◆ Objective ◆
Write out the entries below once more, exactly, with the pictures left out.

┌──

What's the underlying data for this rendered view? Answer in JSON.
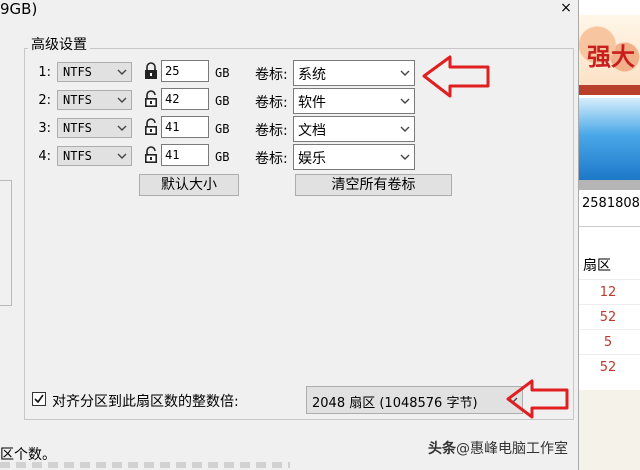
{
  "window": {
    "title_fragment": "9GB)",
    "close_glyph": "×"
  },
  "group": {
    "title": "高级设置"
  },
  "partitions": [
    {
      "index": "1:",
      "fs": "NTFS",
      "locked": true,
      "size": "25",
      "unit": "GB",
      "label_key": "卷标:",
      "label": "系统"
    },
    {
      "index": "2:",
      "fs": "NTFS",
      "locked": false,
      "size": "42",
      "unit": "GB",
      "label_key": "卷标:",
      "label": "软件"
    },
    {
      "index": "3:",
      "fs": "NTFS",
      "locked": false,
      "size": "41",
      "unit": "GB",
      "label_key": "卷标:",
      "label": "文档"
    },
    {
      "index": "4:",
      "fs": "NTFS",
      "locked": false,
      "size": "41",
      "unit": "GB",
      "label_key": "卷标:",
      "label": "娱乐"
    }
  ],
  "buttons": {
    "default_size": "默认大小",
    "clear_labels": "清空所有卷标"
  },
  "align": {
    "checked": true,
    "label": "对齐分区到此扇区数的整数倍:",
    "value": "2048 扇区 (1048576 字节)"
  },
  "background": {
    "banner_text": "强大",
    "number": "2581808",
    "column_header": "扇区",
    "cells": [
      "12",
      "52",
      "5",
      "52"
    ],
    "bottom_text": "区个数。"
  },
  "watermark": {
    "head": "头条",
    "rest": "@惠峰电脑工作室"
  },
  "colors": {
    "annotation_arrow": "#e02020",
    "accent_red": "#c0392b"
  }
}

└──

◆ Answer to this exercise ◆
What's the underlying data for this rendered view? Answer in JSON.
{
  "window": {
    "title_fragment": "9GB)",
    "close_glyph": "×"
  },
  "group": {
    "title": "高级设置"
  },
  "partitions": [
    {
      "index": "1:",
      "fs": "NTFS",
      "locked": true,
      "size": "25",
      "unit": "GB",
      "label_key": "卷标:",
      "label": "系统"
    },
    {
      "index": "2:",
      "fs": "NTFS",
      "locked": false,
      "size": "42",
      "unit": "GB",
      "label_key": "卷标:",
      "label": "软件"
    },
    {
      "index": "3:",
      "fs": "NTFS",
      "locked": false,
      "size": "41",
      "unit": "GB",
      "label_key": "卷标:",
      "label": "文档"
    },
    {
      "index": "4:",
      "fs": "NTFS",
      "locked": false,
      "size": "41",
      "unit": "GB",
      "label_key": "卷标:",
      "label": "娱乐"
    }
  ],
  "buttons": {
    "default_size": "默认大小",
    "clear_labels": "清空所有卷标"
  },
  "align": {
    "checked": true,
    "label": "对齐分区到此扇区数的整数倍:",
    "value": "2048 扇区 (1048576 字节)"
  },
  "background": {
    "banner_text": "强大",
    "number": "2581808",
    "column_header": "扇区",
    "cells": [
      "12",
      "52",
      "5",
      "52"
    ],
    "bottom_text": "区个数。"
  },
  "watermark": {
    "head": "头条",
    "rest": "@惠峰电脑工作室"
  },
  "colors": {
    "annotation_arrow": "#e02020",
    "accent_red": "#c0392b"
  }
}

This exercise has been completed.